### Challenge
Sort through the entries below and pull out lines containing the word "media".

-- Records to process start --

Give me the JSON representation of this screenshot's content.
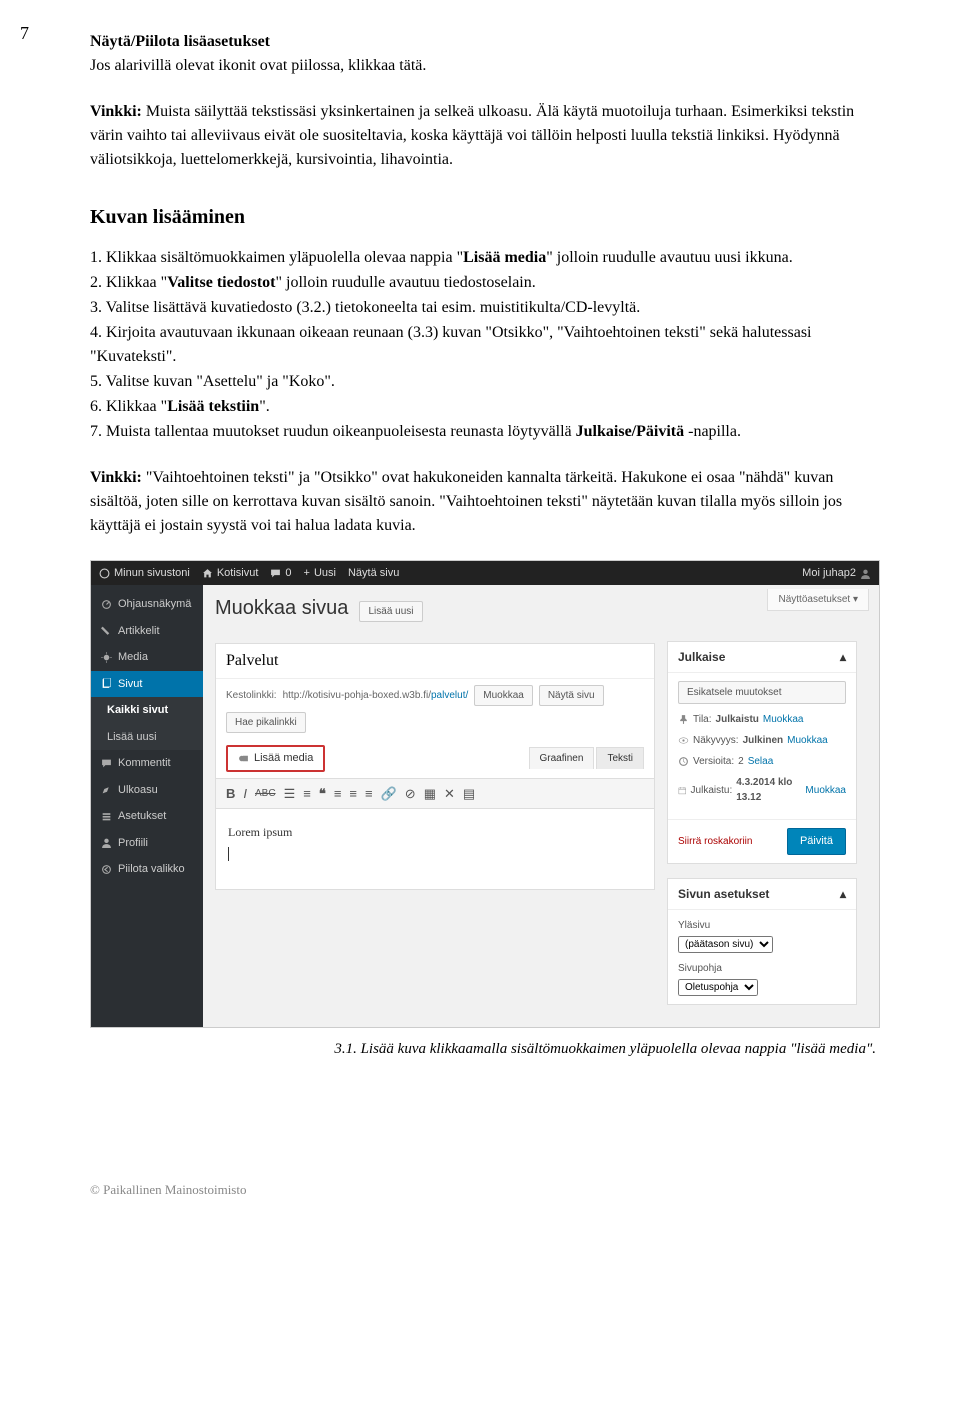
{
  "page_number": "7",
  "sec1": {
    "title": "Näytä/Piilota lisäasetukset",
    "p1": "Jos alarivillä olevat ikonit ovat piilossa, klikkaa tätä.",
    "p2_lead": "Vinkki:",
    "p2": " Muista säilyttää tekstissäsi yksinkertainen ja selkeä ulkoasu. Älä käytä muotoiluja turhaan. Esimerkiksi tekstin värin vaihto tai alleviivaus eivät ole suositeltavia, koska käyttäjä voi tällöin helposti luulla tekstiä linkiksi. Hyödynnä väliotsikkoja, luettelomerkkejä, kursivointia, lihavointia."
  },
  "sec2": {
    "title": "Kuvan lisääminen",
    "li1a": "1. Klikkaa sisältömuokkaimen yläpuolella olevaa nappia \"",
    "li1b": "Lisää media",
    "li1c": "\" jolloin ruudulle avautuu uusi ikkuna.",
    "li2a": "2. Klikkaa \"",
    "li2b": "Valitse tiedostot",
    "li2c": "\" jolloin ruudulle avautuu tiedostoselain.",
    "li3": "3. Valitse lisättävä kuvatiedosto (3.2.) tietokoneelta tai esim. muistitikulta/CD-levyltä.",
    "li4": "4. Kirjoita avautuvaan ikkunaan oikeaan reunaan (3.3) kuvan \"Otsikko\", \"Vaihtoehtoinen teksti\" sekä halutessasi \"Kuvateksti\".",
    "li5": "5. Valitse kuvan \"Asettelu\" ja \"Koko\".",
    "li6a": "6. Klikkaa \"",
    "li6b": "Lisää tekstiin",
    "li6c": "\".",
    "li7a": "7. Muista tallentaa muutokset ruudun oikeanpuoleisesta reunasta löytyvällä ",
    "li7b": "Julkaise/Päivitä",
    "li7c": " -napilla.",
    "tip_lead": "Vinkki:",
    "tip": " \"Vaihtoehtoinen teksti\" ja \"Otsikko\" ovat hakukoneiden kannalta tärkeitä. Hakukone ei osaa \"nähdä\" kuvan sisältöä, joten sille on kerrottava kuvan sisältö sanoin. \"Vaihtoehtoinen teksti\" näytetään kuvan tilalla myös silloin jos käyttäjä ei jostain syystä voi tai halua ladata kuvia."
  },
  "wp": {
    "topbar": {
      "mysite": "Minun sivustoni",
      "home": "Kotisivut",
      "comments": "0",
      "new": "Uusi",
      "view": "Näytä sivu",
      "greeting": "Moi juhap2"
    },
    "side": {
      "dashboard": "Ohjausnäkymä",
      "posts": "Artikkelit",
      "media": "Media",
      "pages": "Sivut",
      "all_pages": "Kaikki sivut",
      "add_new": "Lisää uusi",
      "comments": "Kommentit",
      "appearance": "Ulkoasu",
      "settings": "Asetukset",
      "profile": "Profiili",
      "collapse": "Piilota valikko"
    },
    "main": {
      "h": "Muokkaa sivua",
      "add_new": "Lisää uusi",
      "display_opts": "Näyttöasetukset ▾",
      "title_value": "Palvelut",
      "permalink_label": "Kestolinkki:",
      "permalink_base": "http://kotisivu-pohja-boxed.w3b.fi/",
      "permalink_slug": "palvelut/",
      "edit": "Muokkaa",
      "view_page": "Näytä sivu",
      "shortlink": "Hae pikalinkki",
      "add_media": "Lisää media",
      "tab_visual": "Graafinen",
      "tab_text": "Teksti",
      "content": "Lorem ipsum"
    },
    "publish": {
      "h": "Julkaise",
      "preview": "Esikatsele muutokset",
      "status_l": "Tila:",
      "status_v": "Julkaistu",
      "vis_l": "Näkyvyys:",
      "vis_v": "Julkinen",
      "rev_l": "Versioita:",
      "rev_v": "2",
      "rev_a": "Selaa",
      "pub_l": "Julkaistu:",
      "pub_v": "4.3.2014 klo 13.12",
      "edit": "Muokkaa",
      "trash": "Siirrä roskakoriin",
      "update": "Päivitä"
    },
    "attrs": {
      "h": "Sivun asetukset",
      "parent_l": "Yläsivu",
      "parent_v": "(päätason sivu)",
      "tmpl_l": "Sivupohja",
      "tmpl_v": "Oletuspohja"
    }
  },
  "caption": "3.1. Lisää kuva klikkaamalla sisältömuokkaimen yläpuolella olevaa nappia \"lisää media\".",
  "footer": "© Paikallinen Mainostoimisto"
}
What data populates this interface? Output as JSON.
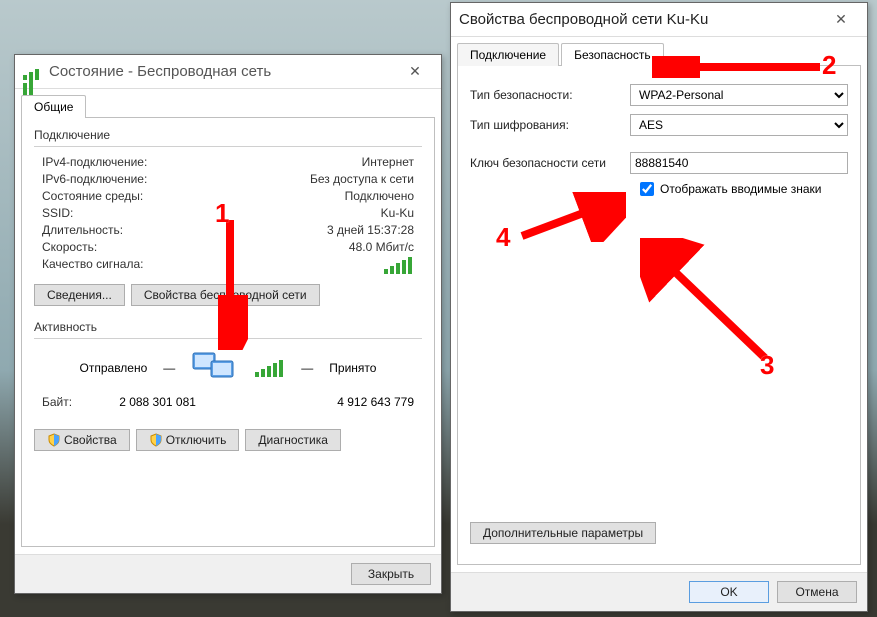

-- Records to process end --

### Result of this task
    "li1b": "Lisää media",
      "media": "Media",
      "add_media": "Lisää media",
  "caption": "3.1. Lisää kuva klikkaamalla sisältömuokkaimen yläpuolella olevaa nappia \"lisää media\".",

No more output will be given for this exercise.